**Text passage**

□ □ □

Event	Date / time	IP address
Logged in	less than 10 seconds ago	11.22.11.22 (Austin TX USA)
Logged in	June 22, 2020	22.33.22.33 (Austin TX USA)
Logged in	June 19, 2020	44.55.44.55 (Timbuktu, Mali)
Logged in	June 19, 2020	66.77.66.77 (Austin TX, USA)

Additional context This shouldn't require external API calls. Using something like https://pypi.org/project/geoip2/ with an embedded database like https://dev.maxmind.com/geoip/geoip2/geolite2/ would probably work.

Ideally this would be determined on the fly and not stored anywhere (e.g. along with the IP address), so if we someday replaced the mechanism with something more precise (or just updated the embedded DB) the updates would be immediately reflected.

Todo list

[x] Use Fastly's geolocation services to determine geographic location at edge
[x] Hash & salt IP addresses at edge, pass those to our backends/logs (populate a X-PyPI-Hashed-IP header.
[x] Replace IP addresses in gunicorn logs
[x] Begin storing hashed IPs everywhere for all events
[x] Replace IP addresses in the user-facing UI (user/project events) with corresponding geolocation data
[x] ~~Replace IP addresses in journals with corresponding hashed IP~~
[x] Drop submitted_from column from journals table (duplicated in ProjectEvent)
[ ] For all events tables, change IP columns to CIText, retroactively hash IP addresses (geoIP data will be missing)
[ ] For Admin IP addresses table, data migration to retroactively hash the IP addresses.
[ ] Drop X-Fastly-IP header at edge

sanjaysiddhanti commented 4 years ago

@di I can help with this. A couple questions:

I downloaded the Geolite2 city DB and the file size is 60M. I don't think it's a good idea to check this into the git repo. Does Warehouse use S3 or something similar where we could store this?

□ □ □

**Data entries**
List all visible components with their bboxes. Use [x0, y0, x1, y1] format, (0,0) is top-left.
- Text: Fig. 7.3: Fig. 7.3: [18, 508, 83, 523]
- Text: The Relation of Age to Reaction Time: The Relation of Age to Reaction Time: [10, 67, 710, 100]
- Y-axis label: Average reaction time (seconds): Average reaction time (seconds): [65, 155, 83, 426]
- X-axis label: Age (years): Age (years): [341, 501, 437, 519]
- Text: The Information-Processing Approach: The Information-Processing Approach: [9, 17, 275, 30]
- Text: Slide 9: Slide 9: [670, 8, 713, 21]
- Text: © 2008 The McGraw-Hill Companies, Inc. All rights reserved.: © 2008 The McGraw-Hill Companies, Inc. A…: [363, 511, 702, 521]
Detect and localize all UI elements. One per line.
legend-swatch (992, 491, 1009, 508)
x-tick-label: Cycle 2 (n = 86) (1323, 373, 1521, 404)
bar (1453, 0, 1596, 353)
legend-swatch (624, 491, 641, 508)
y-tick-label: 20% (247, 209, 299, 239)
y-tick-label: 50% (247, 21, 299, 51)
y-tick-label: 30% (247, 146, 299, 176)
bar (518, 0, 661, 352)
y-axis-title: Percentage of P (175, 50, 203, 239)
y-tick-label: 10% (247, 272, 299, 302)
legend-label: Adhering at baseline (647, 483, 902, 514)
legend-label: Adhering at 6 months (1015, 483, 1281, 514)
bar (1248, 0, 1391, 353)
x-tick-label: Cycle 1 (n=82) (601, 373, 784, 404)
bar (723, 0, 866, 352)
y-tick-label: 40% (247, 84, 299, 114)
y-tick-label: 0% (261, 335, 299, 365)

□ □ □

**Directive 1**
According to the discussion about geolocating IP addresses, what does the project use to determine geographic location at the edge?
**Directive 2**
Resume the discussion about geolocating IP addresses, starting right after its last line.

**Right answer 1**
Fastly's geolocation services.

**Right answer 2**
Related to the above, how do you recommend making the DB available to the application? We could pull it from S3 during the Docker build, but I wonder if there's a better option like mounting it as a volume when the container starts. I'm not familiar with how Warehouse is deployed (though I did read https://warehouse.readthedocs.io/application/), so let me know how you typically handle this.

di commented 4 years ago

I downloaded the Geolite2 city DB and the file size is 60M. I don't think it's a good idea to check this into the git repo.

I'm surprised it's that large -- we might want to see if there are more lightweight options, or whether we can slim it down at all (IIUC it probably contains a lot of data we don't need). That said, we check in the development database which clocks in at more than 60MB, so this might be OK for a one-time thing.

Does Warehouse use S3 or something similar where we could store this?

We use a datastore to store PyPI's files, but it wouldn't really be appropriate to put this there. In the best possible case, this would be a package on PyPI we could just add as a dependency, but I couldn't find anything that included it's own database, just libraries that talked to external APIs.

Related to the above, how do you recommend making the DB available to the application?

I think the easiest thing to do would be to add it into the repo and pull it in from there. Given the size though, I'm a little hesitant to say that's the best option.

sanjaysiddhanti commented 4 years ago

I'm looking into lighter weight options, taking inspiration from other libraries. There are also some recent license changes to the Geolite2 DB that we'll need to review, but I'll first look at other options

sanjaysiddhanti commented 4 years ago

I looked at db-ip's City DB. It has a more permissive license, but it's even bigger - 85M.

Both providers offer a CSV format but in both cases, CSV is bigger than the corresponding MMDB file.

I don't know how we would slim down the MMDB file, and curating the CSV file seems like a lot of work, especially since they release regular updates and we may not want to be locked in to the version that we curate.

So it sounds like we can check one of the MMDB files into the git repo, or make an external API call - what was the reason that you didn't like the API call?

di commented 4 years ago

what was the reason that you didn't like the API call?

Potential added expense / external dependency, probably not worth it for this very small feature. Unless we could do this entirely on the frontend, in JS, for free... is that an option?

Agreed we probably don't want to curate CSV files.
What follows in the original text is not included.